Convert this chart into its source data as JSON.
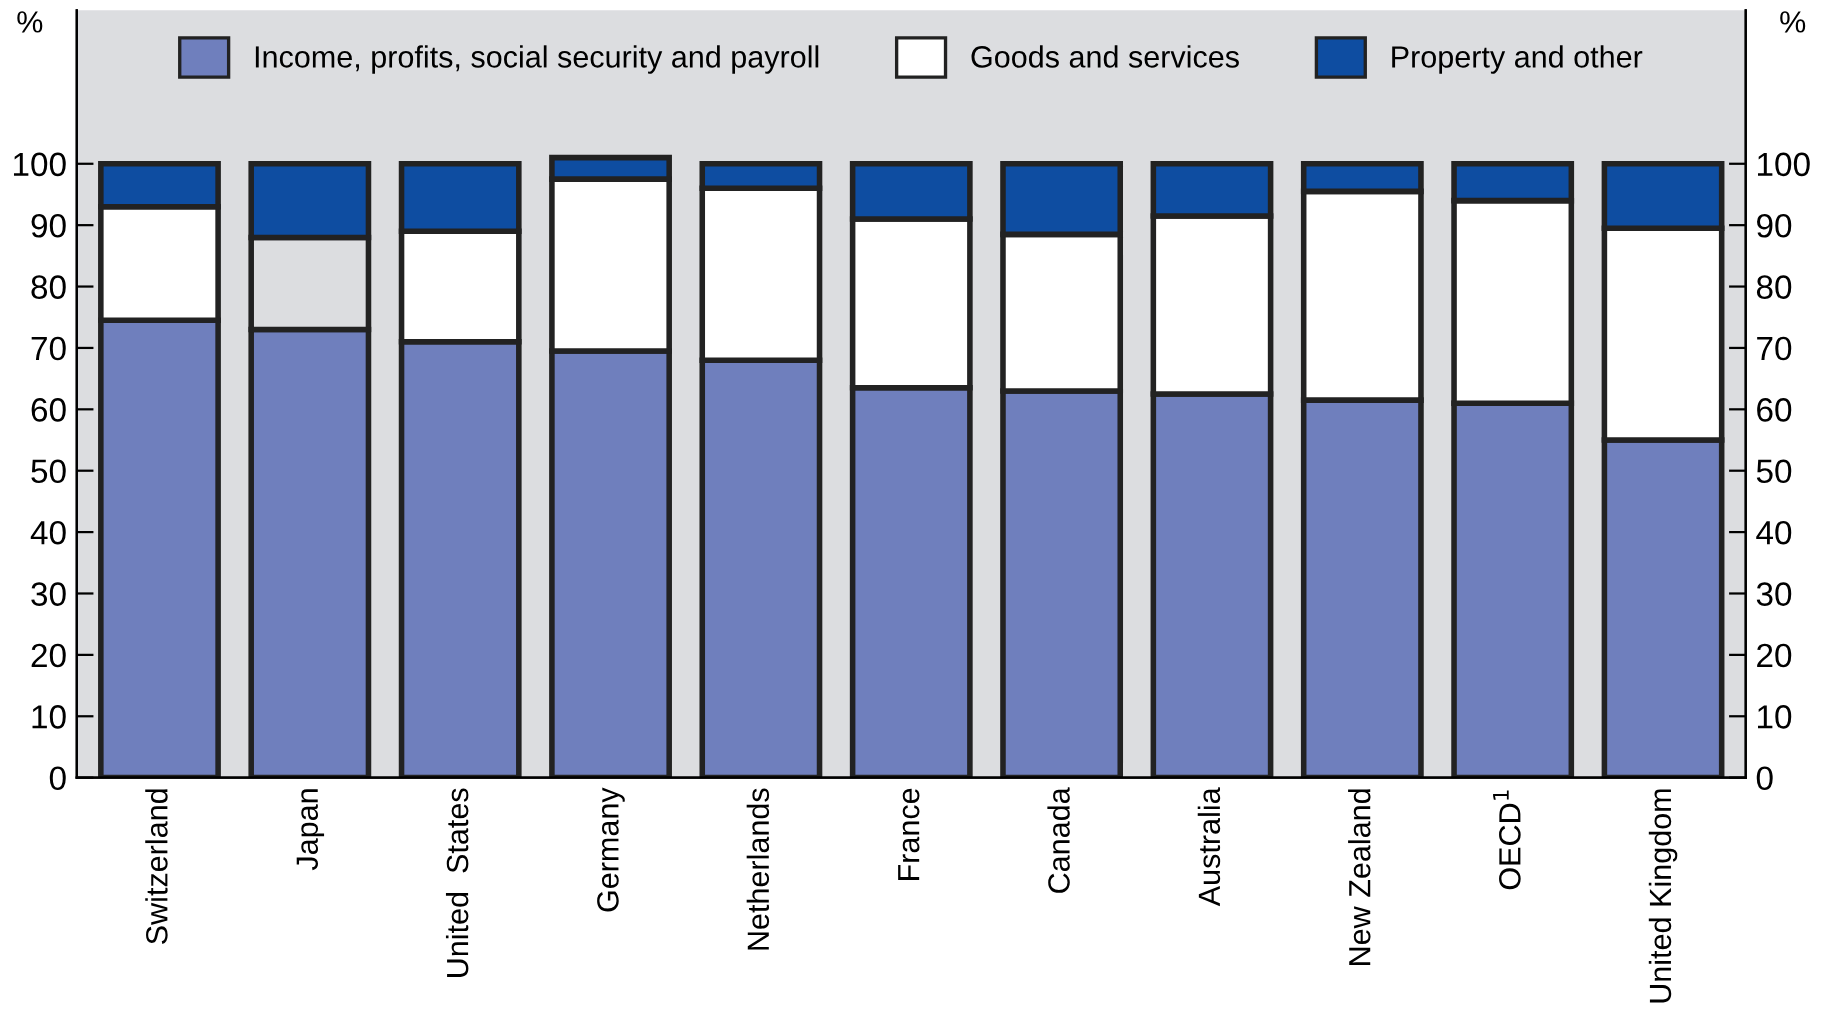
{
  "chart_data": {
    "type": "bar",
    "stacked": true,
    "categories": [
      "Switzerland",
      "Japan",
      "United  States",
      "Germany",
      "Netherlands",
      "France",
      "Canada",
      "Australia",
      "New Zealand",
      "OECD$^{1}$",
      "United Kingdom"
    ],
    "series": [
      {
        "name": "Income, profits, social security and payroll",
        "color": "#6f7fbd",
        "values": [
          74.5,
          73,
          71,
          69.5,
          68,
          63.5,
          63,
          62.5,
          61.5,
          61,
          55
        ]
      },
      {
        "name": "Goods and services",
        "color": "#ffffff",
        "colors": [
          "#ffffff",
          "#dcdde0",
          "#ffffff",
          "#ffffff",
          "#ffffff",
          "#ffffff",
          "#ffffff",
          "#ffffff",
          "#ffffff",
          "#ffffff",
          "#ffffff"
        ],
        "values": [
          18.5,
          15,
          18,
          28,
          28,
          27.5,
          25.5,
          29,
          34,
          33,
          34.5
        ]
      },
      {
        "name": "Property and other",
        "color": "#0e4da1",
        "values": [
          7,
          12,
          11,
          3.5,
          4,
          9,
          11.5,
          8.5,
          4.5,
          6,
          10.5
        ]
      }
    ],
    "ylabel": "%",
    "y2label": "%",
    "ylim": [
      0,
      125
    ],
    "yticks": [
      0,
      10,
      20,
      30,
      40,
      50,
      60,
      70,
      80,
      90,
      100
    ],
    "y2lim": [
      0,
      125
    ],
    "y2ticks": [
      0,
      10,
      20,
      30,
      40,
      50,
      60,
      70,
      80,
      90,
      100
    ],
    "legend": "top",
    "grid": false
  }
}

The exercise: From the data above, write out everything exactly except the pictures.

Answer below:
Convert this chart into its source data as JSON.
{
  "chart_data": {
    "type": "bar",
    "stacked": true,
    "categories": [
      "Switzerland",
      "Japan",
      "United  States",
      "Germany",
      "Netherlands",
      "France",
      "Canada",
      "Australia",
      "New Zealand",
      "OECD$^{1}$",
      "United Kingdom"
    ],
    "series": [
      {
        "name": "Income, profits, social security and payroll",
        "color": "#6f7fbd",
        "values": [
          74.5,
          73,
          71,
          69.5,
          68,
          63.5,
          63,
          62.5,
          61.5,
          61,
          55
        ]
      },
      {
        "name": "Goods and services",
        "color": "#ffffff",
        "colors": [
          "#ffffff",
          "#dcdde0",
          "#ffffff",
          "#ffffff",
          "#ffffff",
          "#ffffff",
          "#ffffff",
          "#ffffff",
          "#ffffff",
          "#ffffff",
          "#ffffff"
        ],
        "values": [
          18.5,
          15,
          18,
          28,
          28,
          27.5,
          25.5,
          29,
          34,
          33,
          34.5
        ]
      },
      {
        "name": "Property and other",
        "color": "#0e4da1",
        "values": [
          7,
          12,
          11,
          3.5,
          4,
          9,
          11.5,
          8.5,
          4.5,
          6,
          10.5
        ]
      }
    ],
    "ylabel": "%",
    "y2label": "%",
    "ylim": [
      0,
      125
    ],
    "yticks": [
      0,
      10,
      20,
      30,
      40,
      50,
      60,
      70,
      80,
      90,
      100
    ],
    "y2lim": [
      0,
      125
    ],
    "y2ticks": [
      0,
      10,
      20,
      30,
      40,
      50,
      60,
      70,
      80,
      90,
      100
    ],
    "legend": "top",
    "grid": false
  }
}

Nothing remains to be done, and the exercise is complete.